(Recorded data)
########

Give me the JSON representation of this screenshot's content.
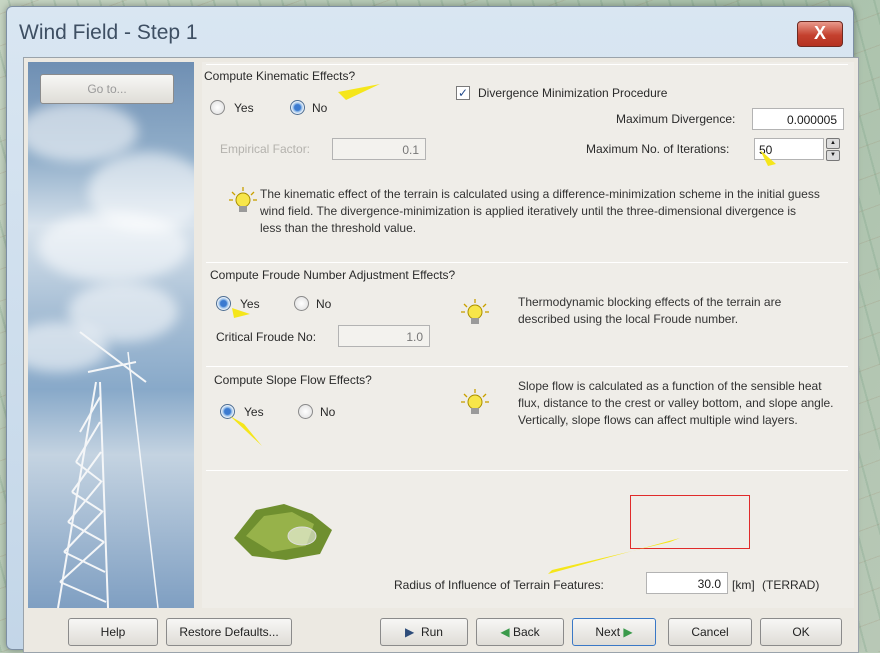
{
  "window": {
    "title": "Wind Field - Step 1",
    "close_glyph": "X"
  },
  "nav": {
    "goto_label": "Go to..."
  },
  "kinematic": {
    "group_label": "Compute Kinematic Effects?",
    "yes_label": "Yes",
    "no_label": "No",
    "selected": "No",
    "empirical_factor_label": "Empirical Factor:",
    "empirical_factor_value": "0.1",
    "divergence_checkbox_label": "Divergence Minimization Procedure",
    "divergence_checked": true,
    "max_divergence_label": "Maximum Divergence:",
    "max_divergence_value": "0.000005",
    "max_iterations_label": "Maximum  No. of Iterations:",
    "max_iterations_value": "50",
    "info": "The kinematic effect of the terrain is calculated using a difference-minimization scheme in the initial guess wind field. The divergence-minimization is applied iteratively until the three-dimensional divergence is less than the threshold value."
  },
  "froude": {
    "group_label": "Compute Froude Number Adjustment Effects?",
    "yes_label": "Yes",
    "no_label": "No",
    "selected": "Yes",
    "critical_label": "Critical Froude No:",
    "critical_value": "1.0",
    "info": "Thermodynamic blocking effects of the terrain are described using the local Froude number."
  },
  "slope": {
    "group_label": "Compute Slope Flow Effects?",
    "yes_label": "Yes",
    "no_label": "No",
    "selected": "Yes",
    "info": "Slope flow is calculated as a function of the sensible heat flux, distance to the crest or valley bottom, and slope angle. Vertically, slope flows can affect multiple wind layers."
  },
  "terrain": {
    "radius_label": "Radius of Influence of Terrain Features:",
    "radius_value": "30.0",
    "unit": "[km]",
    "param": "(TERRAD)"
  },
  "buttons": {
    "help": "Help",
    "restore": "Restore Defaults...",
    "run": "Run",
    "back": "Back",
    "next": "Next",
    "cancel": "Cancel",
    "ok": "OK"
  },
  "colors": {
    "annotation_arrow": "#f5e61a",
    "annotation_box": "#e02b2b",
    "close_button": "#c4412f"
  }
}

########

Leave the pictures out and reproduce all of the records exactly.

Result of this exercise:
Give me the JSON representation of this screenshot's content.
{
  "window": {
    "title": "Wind Field - Step 1",
    "close_glyph": "X"
  },
  "nav": {
    "goto_label": "Go to..."
  },
  "kinematic": {
    "group_label": "Compute Kinematic Effects?",
    "yes_label": "Yes",
    "no_label": "No",
    "selected": "No",
    "empirical_factor_label": "Empirical Factor:",
    "empirical_factor_value": "0.1",
    "divergence_checkbox_label": "Divergence Minimization Procedure",
    "divergence_checked": true,
    "max_divergence_label": "Maximum Divergence:",
    "max_divergence_value": "0.000005",
    "max_iterations_label": "Maximum  No. of Iterations:",
    "max_iterations_value": "50",
    "info": "The kinematic effect of the terrain is calculated using a difference-minimization scheme in the initial guess wind field. The divergence-minimization is applied iteratively until the three-dimensional divergence is less than the threshold value."
  },
  "froude": {
    "group_label": "Compute Froude Number Adjustment Effects?",
    "yes_label": "Yes",
    "no_label": "No",
    "selected": "Yes",
    "critical_label": "Critical Froude No:",
    "critical_value": "1.0",
    "info": "Thermodynamic blocking effects of the terrain are described using the local Froude number."
  },
  "slope": {
    "group_label": "Compute Slope Flow Effects?",
    "yes_label": "Yes",
    "no_label": "No",
    "selected": "Yes",
    "info": "Slope flow is calculated as a function of the sensible heat flux, distance to the crest or valley bottom, and slope angle. Vertically, slope flows can affect multiple wind layers."
  },
  "terrain": {
    "radius_label": "Radius of Influence of Terrain Features:",
    "radius_value": "30.0",
    "unit": "[km]",
    "param": "(TERRAD)"
  },
  "buttons": {
    "help": "Help",
    "restore": "Restore Defaults...",
    "run": "Run",
    "back": "Back",
    "next": "Next",
    "cancel": "Cancel",
    "ok": "OK"
  },
  "colors": {
    "annotation_arrow": "#f5e61a",
    "annotation_box": "#e02b2b",
    "close_button": "#c4412f"
  }
}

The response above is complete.